start

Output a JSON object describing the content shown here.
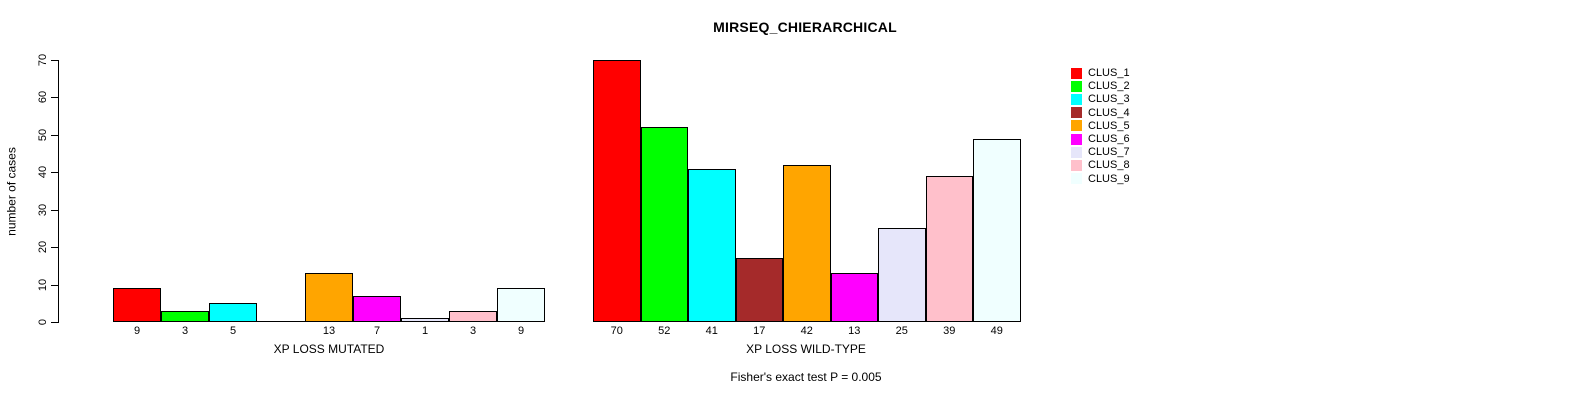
{
  "title": "MIRSEQ_CHIERARCHICAL",
  "y_axis": {
    "label": "number of cases",
    "ticks": [
      0,
      10,
      20,
      30,
      40,
      50,
      60,
      70
    ]
  },
  "annotation": "Fisher's exact test P = 0.005",
  "chart_data": {
    "type": "bar",
    "title": "MIRSEQ_CHIERARCHICAL",
    "xlabel": "",
    "ylabel": "number of cases",
    "ylim": [
      0,
      70
    ],
    "grid": false,
    "legend_position": "right",
    "categories": [
      "CLUS_1",
      "CLUS_2",
      "CLUS_3",
      "CLUS_4",
      "CLUS_5",
      "CLUS_6",
      "CLUS_7",
      "CLUS_8",
      "CLUS_9"
    ],
    "colors": [
      "#FF0000",
      "#00FF00",
      "#00FFFF",
      "#A52A2A",
      "#FFA500",
      "#FF00FF",
      "#E6E6FA",
      "#FFC0CB",
      "#F0FFFF"
    ],
    "groups": [
      {
        "label": "XP LOSS MUTATED",
        "values": [
          9,
          3,
          5,
          0,
          13,
          7,
          1,
          3,
          9
        ],
        "bar_labels": [
          "9",
          "3",
          "5",
          "",
          "13",
          "7",
          "1",
          "3",
          "9"
        ]
      },
      {
        "label": "XP LOSS WILD-TYPE",
        "values": [
          70,
          52,
          41,
          17,
          42,
          13,
          25,
          39,
          49
        ],
        "bar_labels": [
          "70",
          "52",
          "41",
          "17",
          "42",
          "13",
          "25",
          "39",
          "49"
        ]
      }
    ],
    "annotation": "Fisher's exact test P = 0.005"
  }
}
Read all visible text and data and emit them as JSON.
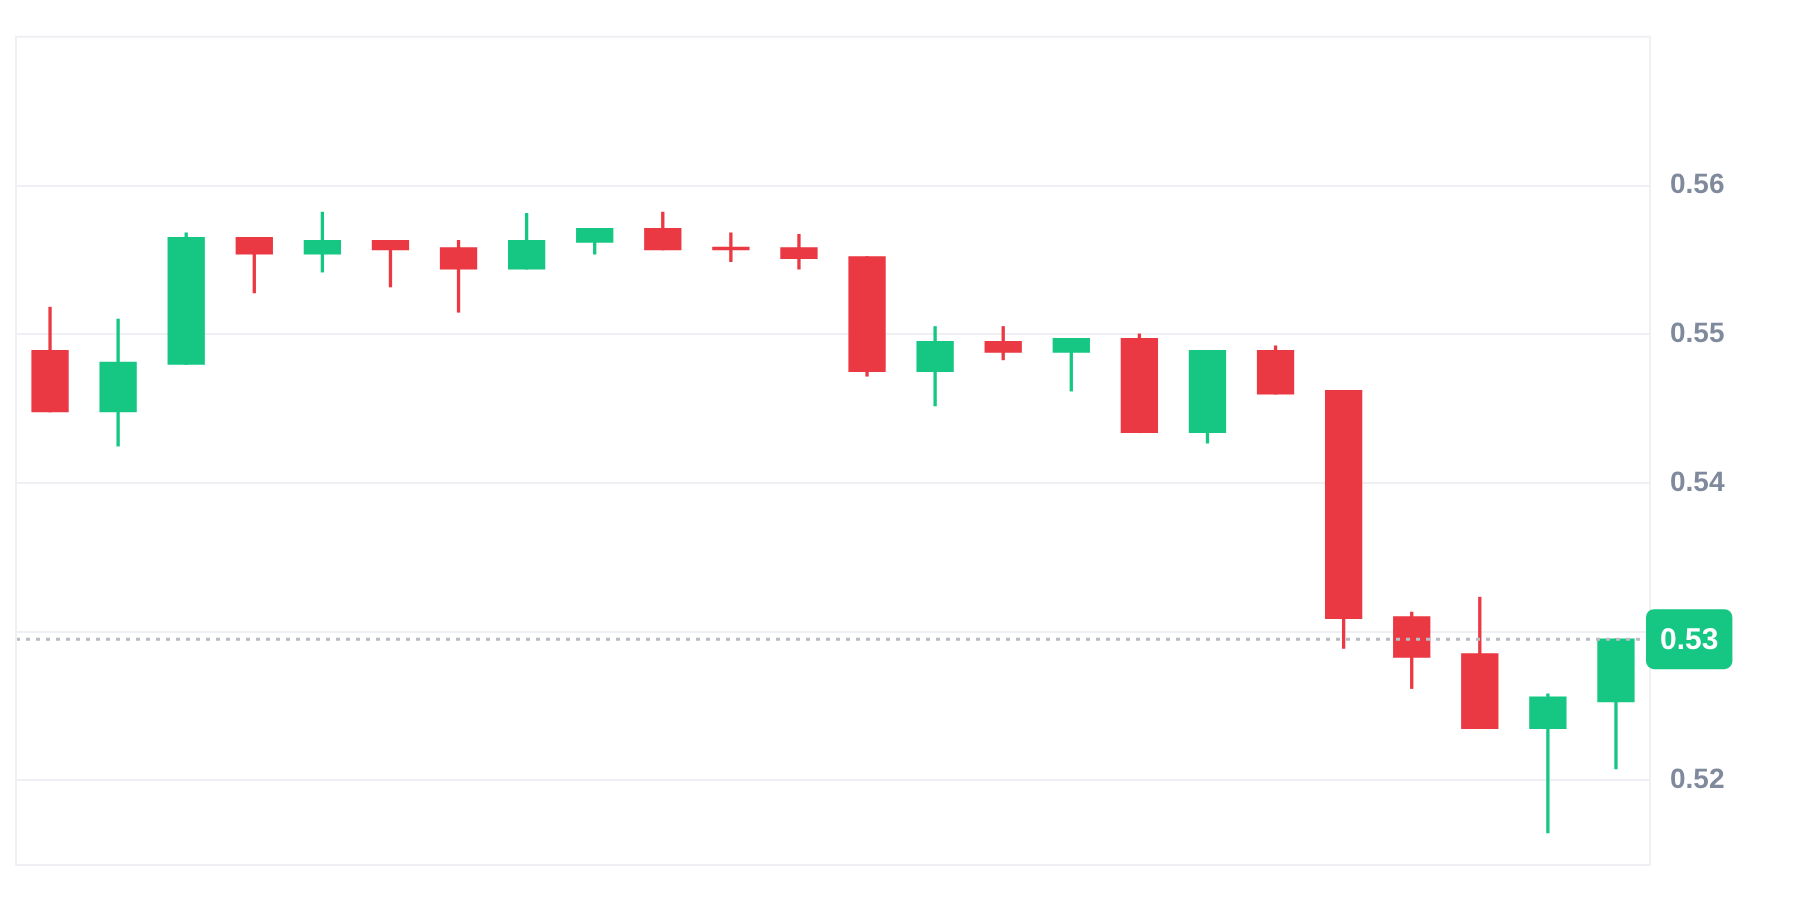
{
  "chart_data": {
    "type": "candlestick",
    "categories": [
      null,
      null,
      null,
      null,
      null,
      null,
      null,
      null,
      null,
      null,
      null,
      null,
      null,
      null,
      null,
      null,
      null,
      null,
      null,
      null,
      null,
      null,
      null,
      null
    ],
    "ohlc": [
      [
        0.5489,
        0.5518,
        0.5448,
        0.5448
      ],
      [
        0.5448,
        0.551,
        0.5425,
        0.5481
      ],
      [
        0.548,
        0.5568,
        0.548,
        0.5565
      ],
      [
        0.5565,
        0.5565,
        0.5528,
        0.5554
      ],
      [
        0.5554,
        0.5582,
        0.5542,
        0.5563
      ],
      [
        0.5563,
        0.5563,
        0.5532,
        0.5557
      ],
      [
        0.5558,
        0.5563,
        0.5515,
        0.5544
      ],
      [
        0.5544,
        0.5581,
        0.5544,
        0.5563
      ],
      [
        0.5562,
        0.5571,
        0.5554,
        0.5571
      ],
      [
        0.5571,
        0.5582,
        0.5557,
        0.5557
      ],
      [
        0.5558,
        0.5568,
        0.5549,
        0.5557
      ],
      [
        0.5558,
        0.5567,
        0.5544,
        0.5551
      ],
      [
        0.5552,
        0.5552,
        0.5472,
        0.5475
      ],
      [
        0.5475,
        0.5505,
        0.5452,
        0.5495
      ],
      [
        0.5495,
        0.5505,
        0.5483,
        0.5488
      ],
      [
        0.5488,
        0.5497,
        0.5462,
        0.5497
      ],
      [
        0.5497,
        0.55,
        0.5434,
        0.5434
      ],
      [
        0.5434,
        0.5489,
        0.5427,
        0.5489
      ],
      [
        0.5489,
        0.5492,
        0.546,
        0.546
      ],
      [
        0.5462,
        0.5462,
        0.5289,
        0.5309
      ],
      [
        0.531,
        0.5313,
        0.5262,
        0.5283
      ],
      [
        0.5285,
        0.5323,
        0.5235,
        0.5235
      ],
      [
        0.5235,
        0.5258,
        0.5165,
        0.5256
      ],
      [
        0.5253,
        0.5295,
        0.5208,
        0.5295
      ]
    ],
    "colors": [
      "#ea3943",
      "#16c784",
      "#16c784",
      "#ea3943",
      "#16c784",
      "#ea3943",
      "#ea3943",
      "#16c784",
      "#16c784",
      "#ea3943",
      "#ea3943",
      "#ea3943",
      "#ea3943",
      "#16c784",
      "#ea3943",
      "#16c784",
      "#ea3943",
      "#16c784",
      "#ea3943",
      "#ea3943",
      "#ea3943",
      "#ea3943",
      "#16c784",
      "#16c784"
    ],
    "ylim": [
      0.5143,
      0.57
    ],
    "yticks": [
      0.52,
      {
        "value": 0.53,
        "label": null
      },
      0.54,
      0.55,
      0.56
    ],
    "grid": "y",
    "tick_labels": "y",
    "ref_lines": [
      {
        "axis": "y",
        "value": 0.5295,
        "label": "0.53",
        "color": "#b8bcc4",
        "line_style": "dotted"
      }
    ]
  }
}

end

§ **PROBLEM STATEMENT**:
Drop the images and repeat the data exactly.

§ **RESPONSE TO THIS TASK**:
Output a JSON object describing the content shown here.
{
  "title": "MIRSEQ_CHIERARCHICAL",
  "y_axis": {
    "label": "number of cases",
    "ticks": [
      0,
      10,
      20,
      30,
      40,
      50,
      60,
      70
    ]
  },
  "annotation": "Fisher's exact test P = 0.005",
  "chart_data": {
    "type": "bar",
    "title": "MIRSEQ_CHIERARCHICAL",
    "xlabel": "",
    "ylabel": "number of cases",
    "ylim": [
      0,
      70
    ],
    "grid": false,
    "legend_position": "right",
    "categories": [
      "CLUS_1",
      "CLUS_2",
      "CLUS_3",
      "CLUS_4",
      "CLUS_5",
      "CLUS_6",
      "CLUS_7",
      "CLUS_8",
      "CLUS_9"
    ],
    "colors": [
      "#FF0000",
      "#00FF00",
      "#00FFFF",
      "#A52A2A",
      "#FFA500",
      "#FF00FF",
      "#E6E6FA",
      "#FFC0CB",
      "#F0FFFF"
    ],
    "groups": [
      {
        "label": "XP LOSS MUTATED",
        "values": [
          9,
          3,
          5,
          0,
          13,
          7,
          1,
          3,
          9
        ],
        "bar_labels": [
          "9",
          "3",
          "5",
          "",
          "13",
          "7",
          "1",
          "3",
          "9"
        ]
      },
      {
        "label": "XP LOSS WILD-TYPE",
        "values": [
          70,
          52,
          41,
          17,
          42,
          13,
          25,
          39,
          49
        ],
        "bar_labels": [
          "70",
          "52",
          "41",
          "17",
          "42",
          "13",
          "25",
          "39",
          "49"
        ]
      }
    ],
    "annotation": "Fisher's exact test P = 0.005"
  }
}
Read all visible text and data and emit them as JSON.
{
  "chart_data": {
    "type": "candlestick",
    "categories": [
      null,
      null,
      null,
      null,
      null,
      null,
      null,
      null,
      null,
      null,
      null,
      null,
      null,
      null,
      null,
      null,
      null,
      null,
      null,
      null,
      null,
      null,
      null,
      null
    ],
    "ohlc": [
      [
        0.5489,
        0.5518,
        0.5448,
        0.5448
      ],
      [
        0.5448,
        0.551,
        0.5425,
        0.5481
      ],
      [
        0.548,
        0.5568,
        0.548,
        0.5565
      ],
      [
        0.5565,
        0.5565,
        0.5528,
        0.5554
      ],
      [
        0.5554,
        0.5582,
        0.5542,
        0.5563
      ],
      [
        0.5563,
        0.5563,
        0.5532,
        0.5557
      ],
      [
        0.5558,
        0.5563,
        0.5515,
        0.5544
      ],
      [
        0.5544,
        0.5581,
        0.5544,
        0.5563
      ],
      [
        0.5562,
        0.5571,
        0.5554,
        0.5571
      ],
      [
        0.5571,
        0.5582,
        0.5557,
        0.5557
      ],
      [
        0.5558,
        0.5568,
        0.5549,
        0.5557
      ],
      [
        0.5558,
        0.5567,
        0.5544,
        0.5551
      ],
      [
        0.5552,
        0.5552,
        0.5472,
        0.5475
      ],
      [
        0.5475,
        0.5505,
        0.5452,
        0.5495
      ],
      [
        0.5495,
        0.5505,
        0.5483,
        0.5488
      ],
      [
        0.5488,
        0.5497,
        0.5462,
        0.5497
      ],
      [
        0.5497,
        0.55,
        0.5434,
        0.5434
      ],
      [
        0.5434,
        0.5489,
        0.5427,
        0.5489
      ],
      [
        0.5489,
        0.5492,
        0.546,
        0.546
      ],
      [
        0.5462,
        0.5462,
        0.5289,
        0.5309
      ],
      [
        0.531,
        0.5313,
        0.5262,
        0.5283
      ],
      [
        0.5285,
        0.5323,
        0.5235,
        0.5235
      ],
      [
        0.5235,
        0.5258,
        0.5165,
        0.5256
      ],
      [
        0.5253,
        0.5295,
        0.5208,
        0.5295
      ]
    ],
    "colors": [
      "#ea3943",
      "#16c784",
      "#16c784",
      "#ea3943",
      "#16c784",
      "#ea3943",
      "#ea3943",
      "#16c784",
      "#16c784",
      "#ea3943",
      "#ea3943",
      "#ea3943",
      "#ea3943",
      "#16c784",
      "#ea3943",
      "#16c784",
      "#ea3943",
      "#16c784",
      "#ea3943",
      "#ea3943",
      "#ea3943",
      "#ea3943",
      "#16c784",
      "#16c784"
    ],
    "ylim": [
      0.5143,
      0.57
    ],
    "yticks": [
      0.52,
      {
        "value": 0.53,
        "label": null
      },
      0.54,
      0.55,
      0.56
    ],
    "grid": "y",
    "tick_labels": "y",
    "ref_lines": [
      {
        "axis": "y",
        "value": 0.5295,
        "label": "0.53",
        "color": "#b8bcc4",
        "line_style": "dotted"
      }
    ]
  }
}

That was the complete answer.